Data supplied:
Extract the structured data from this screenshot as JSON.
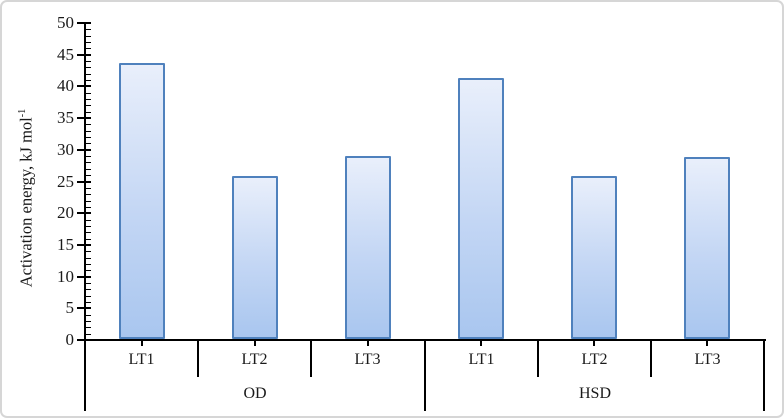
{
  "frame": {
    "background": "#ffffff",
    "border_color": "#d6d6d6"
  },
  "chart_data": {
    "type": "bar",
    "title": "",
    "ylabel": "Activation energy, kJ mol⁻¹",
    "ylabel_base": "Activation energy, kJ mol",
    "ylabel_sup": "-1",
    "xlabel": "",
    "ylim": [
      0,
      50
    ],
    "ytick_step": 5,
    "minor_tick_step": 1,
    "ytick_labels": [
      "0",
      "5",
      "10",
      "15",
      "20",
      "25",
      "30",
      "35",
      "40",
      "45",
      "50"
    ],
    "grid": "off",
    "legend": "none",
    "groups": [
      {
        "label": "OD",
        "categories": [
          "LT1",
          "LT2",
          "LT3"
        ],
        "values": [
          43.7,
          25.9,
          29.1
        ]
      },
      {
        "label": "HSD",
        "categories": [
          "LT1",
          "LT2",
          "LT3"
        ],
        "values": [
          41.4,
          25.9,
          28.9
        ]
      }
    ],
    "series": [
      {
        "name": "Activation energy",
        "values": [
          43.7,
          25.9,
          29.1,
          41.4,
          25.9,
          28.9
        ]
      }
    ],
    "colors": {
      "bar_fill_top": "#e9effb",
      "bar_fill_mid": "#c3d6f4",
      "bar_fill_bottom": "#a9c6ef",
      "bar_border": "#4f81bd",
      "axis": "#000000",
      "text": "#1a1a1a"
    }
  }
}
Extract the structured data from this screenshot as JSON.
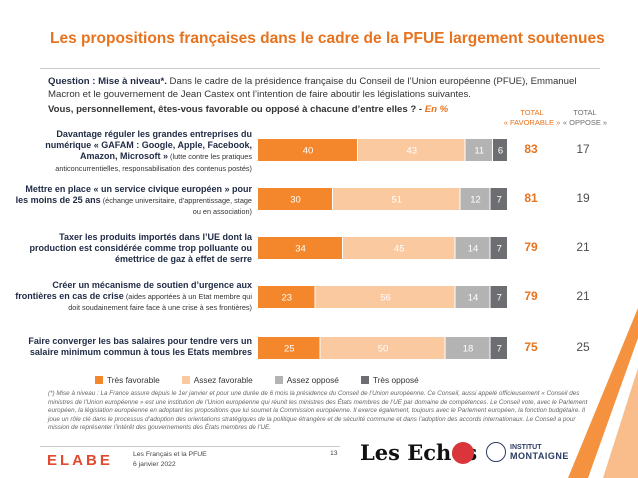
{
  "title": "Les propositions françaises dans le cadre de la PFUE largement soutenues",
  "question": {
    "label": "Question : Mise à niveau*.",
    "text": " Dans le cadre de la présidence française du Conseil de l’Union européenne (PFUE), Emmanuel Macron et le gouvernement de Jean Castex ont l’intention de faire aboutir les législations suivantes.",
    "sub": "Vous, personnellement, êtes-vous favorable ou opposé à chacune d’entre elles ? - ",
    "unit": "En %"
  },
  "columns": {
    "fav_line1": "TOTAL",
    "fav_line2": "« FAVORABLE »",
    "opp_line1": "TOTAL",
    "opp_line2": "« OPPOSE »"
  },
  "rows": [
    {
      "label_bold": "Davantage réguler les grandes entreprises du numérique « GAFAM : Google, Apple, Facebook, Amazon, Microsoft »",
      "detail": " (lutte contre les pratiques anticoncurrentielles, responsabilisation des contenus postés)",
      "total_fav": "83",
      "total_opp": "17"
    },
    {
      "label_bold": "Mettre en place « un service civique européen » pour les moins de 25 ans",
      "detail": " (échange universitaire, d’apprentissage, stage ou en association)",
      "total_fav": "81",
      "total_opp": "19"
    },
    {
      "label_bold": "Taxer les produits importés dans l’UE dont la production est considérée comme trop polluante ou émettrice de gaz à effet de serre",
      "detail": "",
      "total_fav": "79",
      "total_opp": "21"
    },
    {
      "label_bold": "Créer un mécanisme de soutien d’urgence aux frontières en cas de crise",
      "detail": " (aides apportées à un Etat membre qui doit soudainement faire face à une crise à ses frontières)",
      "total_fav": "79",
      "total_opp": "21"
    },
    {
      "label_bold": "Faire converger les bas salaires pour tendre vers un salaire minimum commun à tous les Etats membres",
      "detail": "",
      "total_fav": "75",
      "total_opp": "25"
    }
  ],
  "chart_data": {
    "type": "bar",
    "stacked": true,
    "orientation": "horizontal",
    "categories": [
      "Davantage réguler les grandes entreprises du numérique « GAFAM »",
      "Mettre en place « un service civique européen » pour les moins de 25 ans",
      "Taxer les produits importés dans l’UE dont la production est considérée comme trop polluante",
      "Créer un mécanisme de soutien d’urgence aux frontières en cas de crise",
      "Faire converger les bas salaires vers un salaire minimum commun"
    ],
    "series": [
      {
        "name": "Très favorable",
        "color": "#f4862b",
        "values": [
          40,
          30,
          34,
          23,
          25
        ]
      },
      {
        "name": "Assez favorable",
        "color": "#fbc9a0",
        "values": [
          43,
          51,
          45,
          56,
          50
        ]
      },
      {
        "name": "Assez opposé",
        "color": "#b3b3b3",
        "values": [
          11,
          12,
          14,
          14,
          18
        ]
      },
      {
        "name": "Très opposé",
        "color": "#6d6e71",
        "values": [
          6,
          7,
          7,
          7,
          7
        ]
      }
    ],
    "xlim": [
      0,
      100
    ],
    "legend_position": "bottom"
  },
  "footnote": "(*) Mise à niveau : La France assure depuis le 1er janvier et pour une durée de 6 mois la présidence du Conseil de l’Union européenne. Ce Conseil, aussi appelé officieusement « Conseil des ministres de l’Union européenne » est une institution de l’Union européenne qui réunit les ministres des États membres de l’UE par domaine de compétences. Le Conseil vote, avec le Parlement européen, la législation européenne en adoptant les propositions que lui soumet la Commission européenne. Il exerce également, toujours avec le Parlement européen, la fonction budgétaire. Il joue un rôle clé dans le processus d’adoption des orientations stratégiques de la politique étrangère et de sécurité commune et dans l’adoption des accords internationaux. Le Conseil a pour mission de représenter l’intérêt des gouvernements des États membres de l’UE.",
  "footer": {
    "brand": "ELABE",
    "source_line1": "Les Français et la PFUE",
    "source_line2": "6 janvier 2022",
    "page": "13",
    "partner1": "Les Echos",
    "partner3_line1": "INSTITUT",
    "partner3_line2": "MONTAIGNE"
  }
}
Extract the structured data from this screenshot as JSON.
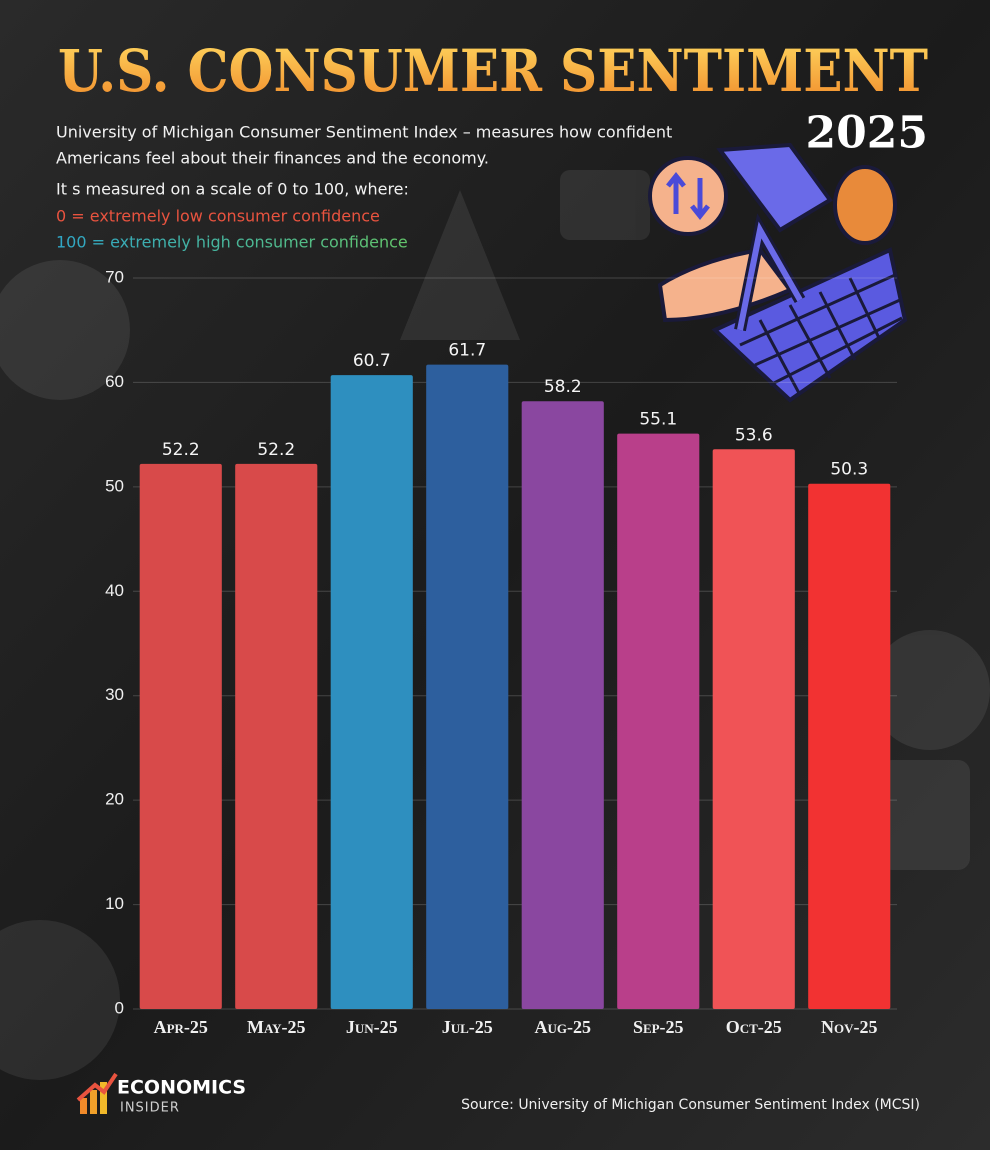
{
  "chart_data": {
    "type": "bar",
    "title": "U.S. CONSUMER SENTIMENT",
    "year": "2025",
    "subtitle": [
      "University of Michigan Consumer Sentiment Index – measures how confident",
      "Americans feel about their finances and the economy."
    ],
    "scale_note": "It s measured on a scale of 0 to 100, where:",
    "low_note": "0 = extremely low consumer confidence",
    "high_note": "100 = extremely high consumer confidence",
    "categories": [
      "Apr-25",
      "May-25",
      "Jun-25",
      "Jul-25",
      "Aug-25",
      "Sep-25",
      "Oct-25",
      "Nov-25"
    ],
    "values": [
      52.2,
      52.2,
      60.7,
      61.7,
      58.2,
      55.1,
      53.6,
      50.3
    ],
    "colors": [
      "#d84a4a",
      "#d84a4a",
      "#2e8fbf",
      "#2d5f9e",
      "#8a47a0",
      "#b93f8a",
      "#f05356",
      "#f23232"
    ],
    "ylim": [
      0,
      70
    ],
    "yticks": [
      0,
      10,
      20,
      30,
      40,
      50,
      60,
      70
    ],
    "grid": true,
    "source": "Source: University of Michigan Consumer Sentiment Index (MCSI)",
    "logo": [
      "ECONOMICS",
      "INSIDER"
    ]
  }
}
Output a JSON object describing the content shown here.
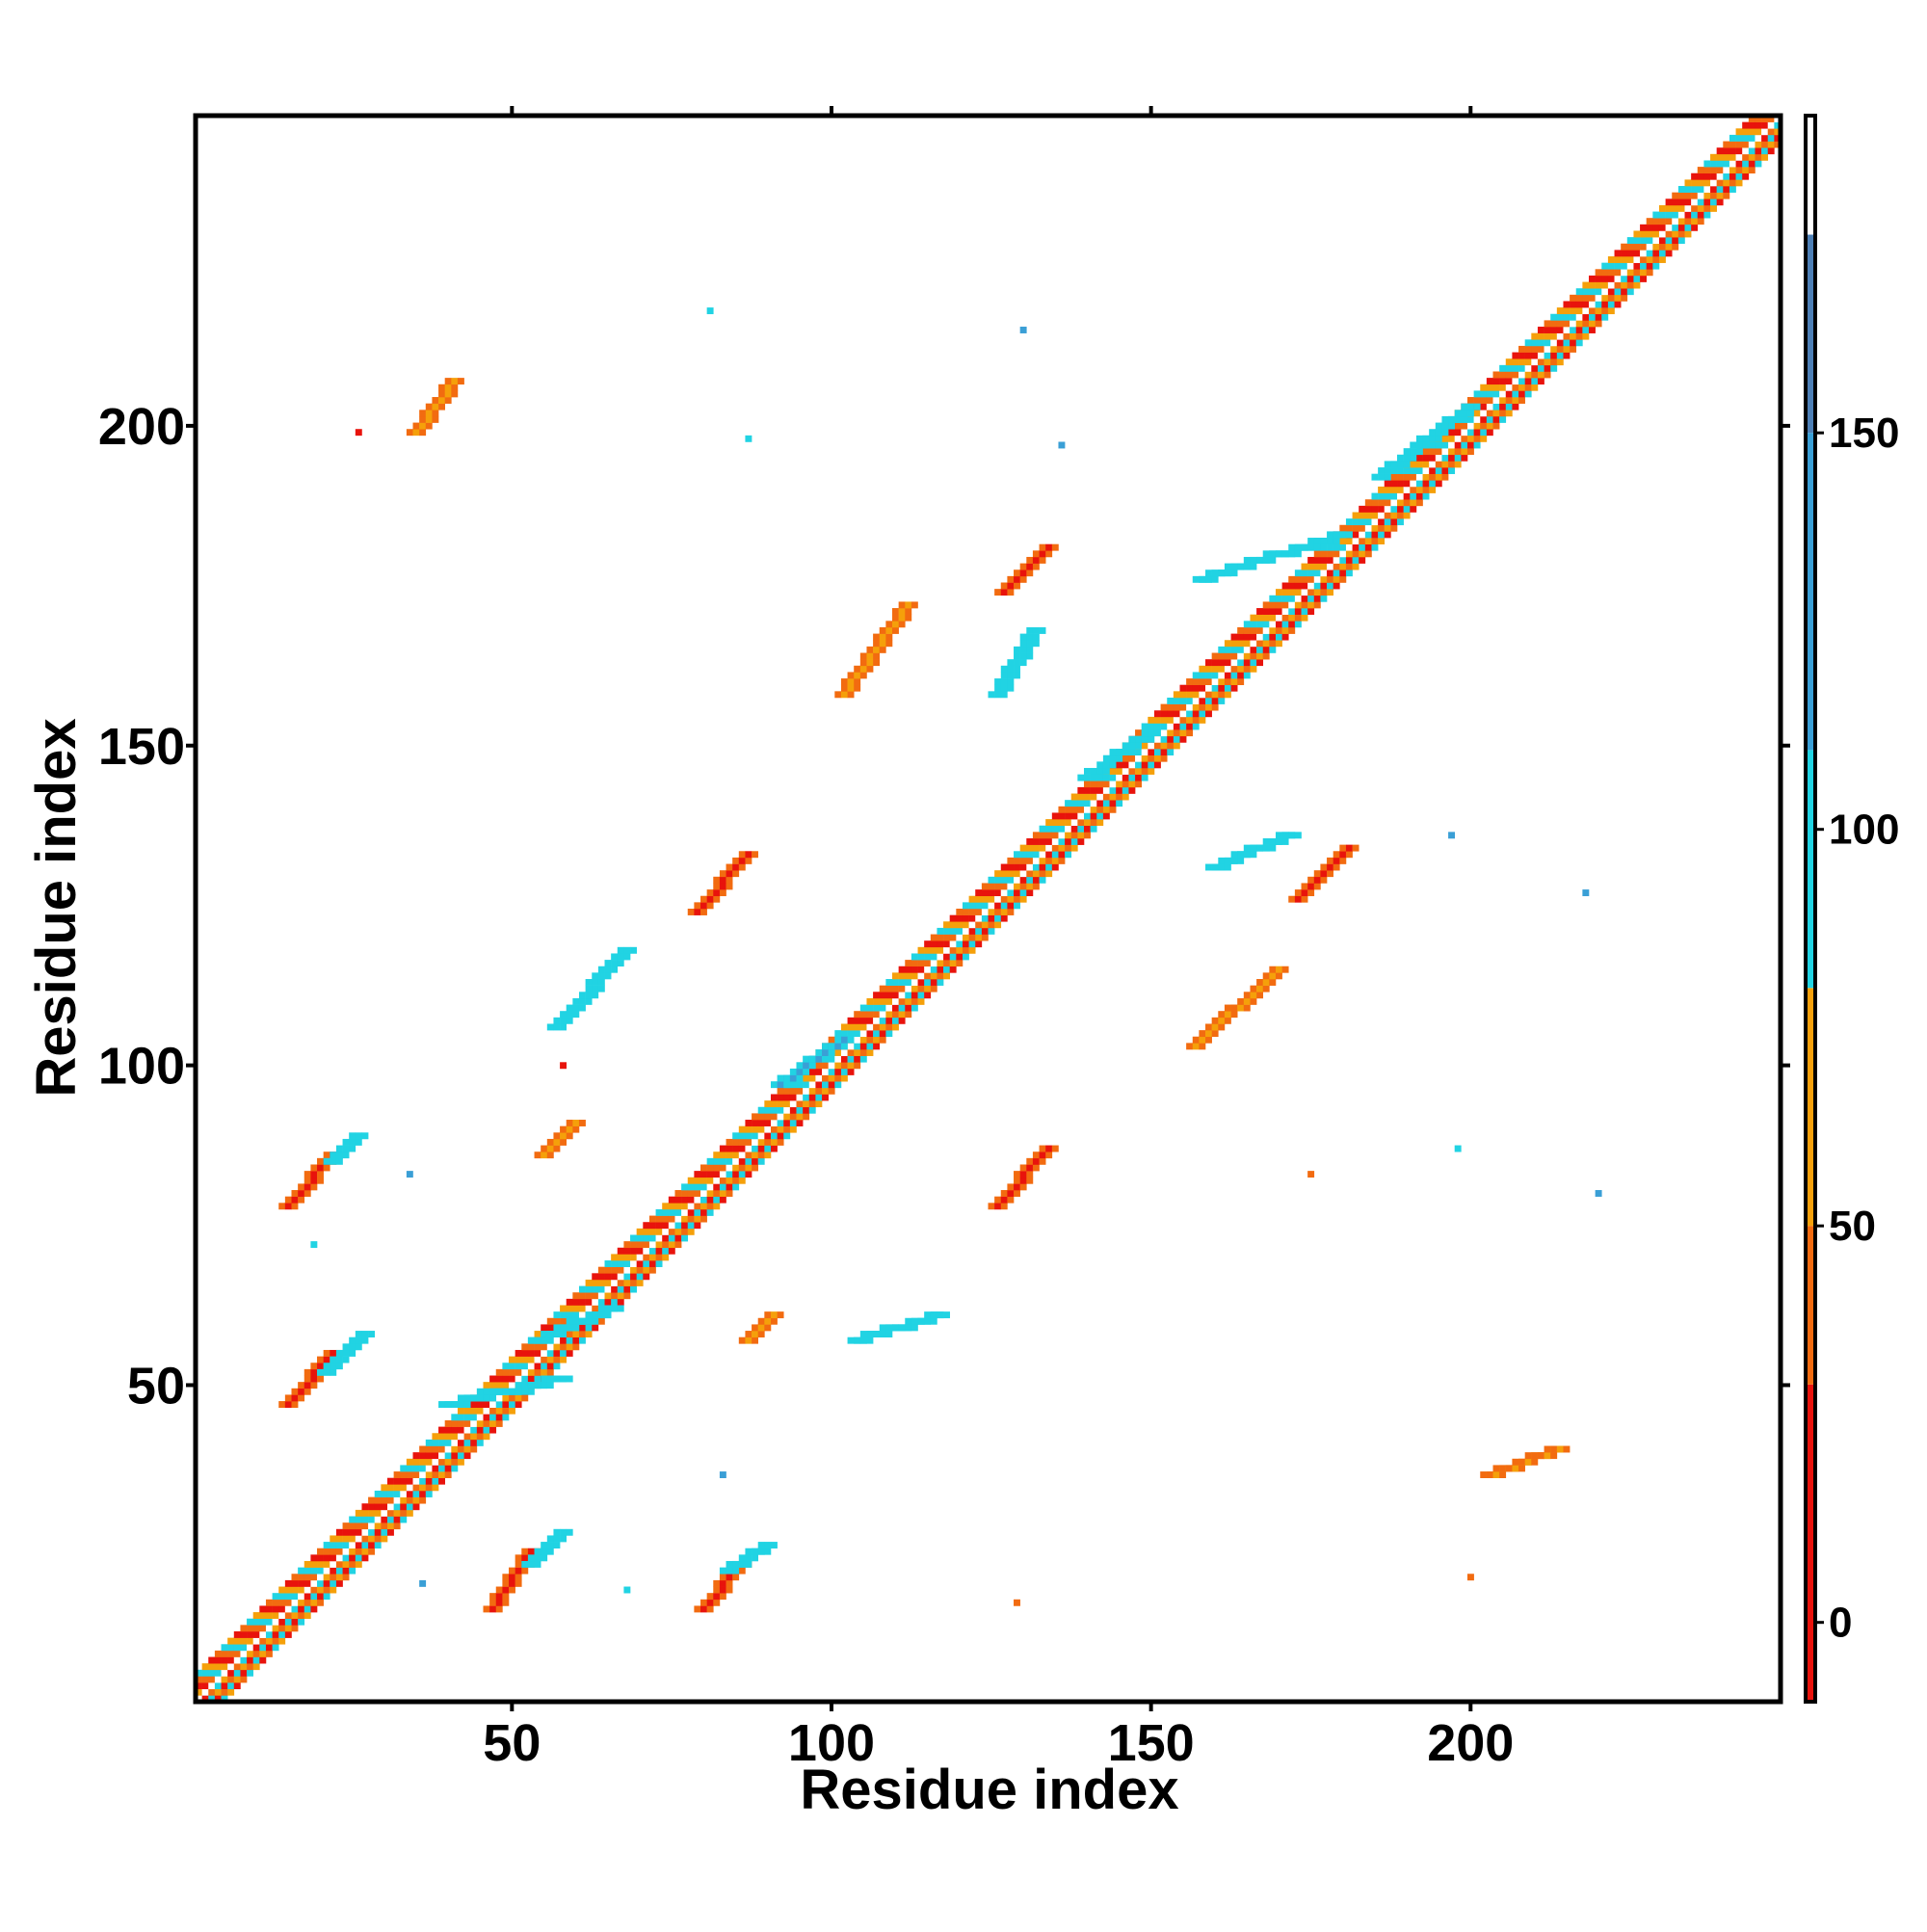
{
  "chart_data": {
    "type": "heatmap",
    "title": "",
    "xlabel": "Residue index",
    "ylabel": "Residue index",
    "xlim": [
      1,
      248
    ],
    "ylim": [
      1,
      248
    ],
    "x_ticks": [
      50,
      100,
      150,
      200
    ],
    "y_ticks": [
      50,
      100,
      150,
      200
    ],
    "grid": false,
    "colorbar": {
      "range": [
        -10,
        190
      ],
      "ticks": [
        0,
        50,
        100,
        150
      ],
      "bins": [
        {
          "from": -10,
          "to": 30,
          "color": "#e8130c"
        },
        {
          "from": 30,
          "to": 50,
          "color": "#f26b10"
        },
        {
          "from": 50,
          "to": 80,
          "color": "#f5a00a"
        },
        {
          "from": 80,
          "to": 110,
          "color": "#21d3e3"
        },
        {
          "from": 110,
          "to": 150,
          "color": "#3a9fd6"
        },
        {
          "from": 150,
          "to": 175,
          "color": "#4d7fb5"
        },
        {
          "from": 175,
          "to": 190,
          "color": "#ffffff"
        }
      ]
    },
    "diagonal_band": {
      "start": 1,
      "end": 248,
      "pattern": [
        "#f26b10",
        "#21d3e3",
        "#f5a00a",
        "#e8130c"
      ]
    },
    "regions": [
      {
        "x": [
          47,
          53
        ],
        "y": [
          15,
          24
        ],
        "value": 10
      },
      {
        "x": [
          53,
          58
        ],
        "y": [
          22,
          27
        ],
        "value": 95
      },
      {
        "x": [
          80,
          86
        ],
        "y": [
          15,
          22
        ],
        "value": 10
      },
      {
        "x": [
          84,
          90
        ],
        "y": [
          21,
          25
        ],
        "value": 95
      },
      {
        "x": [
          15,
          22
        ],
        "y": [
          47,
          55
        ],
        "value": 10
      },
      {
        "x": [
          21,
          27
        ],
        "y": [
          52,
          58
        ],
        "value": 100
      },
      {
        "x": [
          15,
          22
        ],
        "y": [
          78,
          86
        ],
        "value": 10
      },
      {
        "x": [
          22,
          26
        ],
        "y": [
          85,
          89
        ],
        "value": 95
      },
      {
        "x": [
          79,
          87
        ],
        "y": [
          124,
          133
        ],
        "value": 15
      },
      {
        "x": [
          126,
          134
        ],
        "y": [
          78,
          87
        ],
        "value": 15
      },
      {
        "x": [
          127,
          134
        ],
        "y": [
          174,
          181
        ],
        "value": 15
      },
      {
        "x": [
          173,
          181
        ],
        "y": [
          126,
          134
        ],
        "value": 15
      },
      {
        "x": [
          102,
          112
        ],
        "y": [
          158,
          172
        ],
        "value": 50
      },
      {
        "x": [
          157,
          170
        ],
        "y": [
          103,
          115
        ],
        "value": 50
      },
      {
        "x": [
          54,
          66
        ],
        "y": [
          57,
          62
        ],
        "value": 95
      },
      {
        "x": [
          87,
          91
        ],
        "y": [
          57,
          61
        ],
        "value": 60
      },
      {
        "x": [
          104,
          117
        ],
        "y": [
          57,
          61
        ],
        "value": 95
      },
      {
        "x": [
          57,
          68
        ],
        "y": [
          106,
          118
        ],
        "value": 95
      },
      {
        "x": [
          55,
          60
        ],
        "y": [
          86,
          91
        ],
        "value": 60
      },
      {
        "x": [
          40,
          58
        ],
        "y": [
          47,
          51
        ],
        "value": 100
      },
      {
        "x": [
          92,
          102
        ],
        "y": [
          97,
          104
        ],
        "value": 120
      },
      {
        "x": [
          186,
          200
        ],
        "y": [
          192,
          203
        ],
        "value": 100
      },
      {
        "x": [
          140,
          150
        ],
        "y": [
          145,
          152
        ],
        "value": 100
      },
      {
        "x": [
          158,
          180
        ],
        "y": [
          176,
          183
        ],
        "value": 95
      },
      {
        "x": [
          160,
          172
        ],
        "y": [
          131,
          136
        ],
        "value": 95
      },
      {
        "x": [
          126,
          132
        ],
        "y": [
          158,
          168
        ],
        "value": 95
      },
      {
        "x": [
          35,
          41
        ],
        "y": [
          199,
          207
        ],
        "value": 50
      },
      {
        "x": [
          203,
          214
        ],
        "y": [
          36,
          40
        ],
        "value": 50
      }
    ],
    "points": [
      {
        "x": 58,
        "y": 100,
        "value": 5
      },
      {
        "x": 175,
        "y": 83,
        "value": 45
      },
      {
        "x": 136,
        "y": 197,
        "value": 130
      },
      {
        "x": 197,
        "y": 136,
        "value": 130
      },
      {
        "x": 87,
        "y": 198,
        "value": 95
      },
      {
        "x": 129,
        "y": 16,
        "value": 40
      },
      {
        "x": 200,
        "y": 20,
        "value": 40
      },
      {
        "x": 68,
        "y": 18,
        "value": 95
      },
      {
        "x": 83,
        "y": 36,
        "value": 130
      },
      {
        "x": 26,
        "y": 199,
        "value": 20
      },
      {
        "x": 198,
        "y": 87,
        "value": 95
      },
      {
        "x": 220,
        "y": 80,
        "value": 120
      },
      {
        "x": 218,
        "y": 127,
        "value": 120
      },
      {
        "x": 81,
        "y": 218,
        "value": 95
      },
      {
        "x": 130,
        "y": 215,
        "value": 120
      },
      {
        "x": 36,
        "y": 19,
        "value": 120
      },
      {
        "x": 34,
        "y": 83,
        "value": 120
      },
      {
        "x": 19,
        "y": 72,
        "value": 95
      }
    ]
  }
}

Problem details:
Give only the number of lines in the listing above that include the string "Créer".

Solution to the problem:
2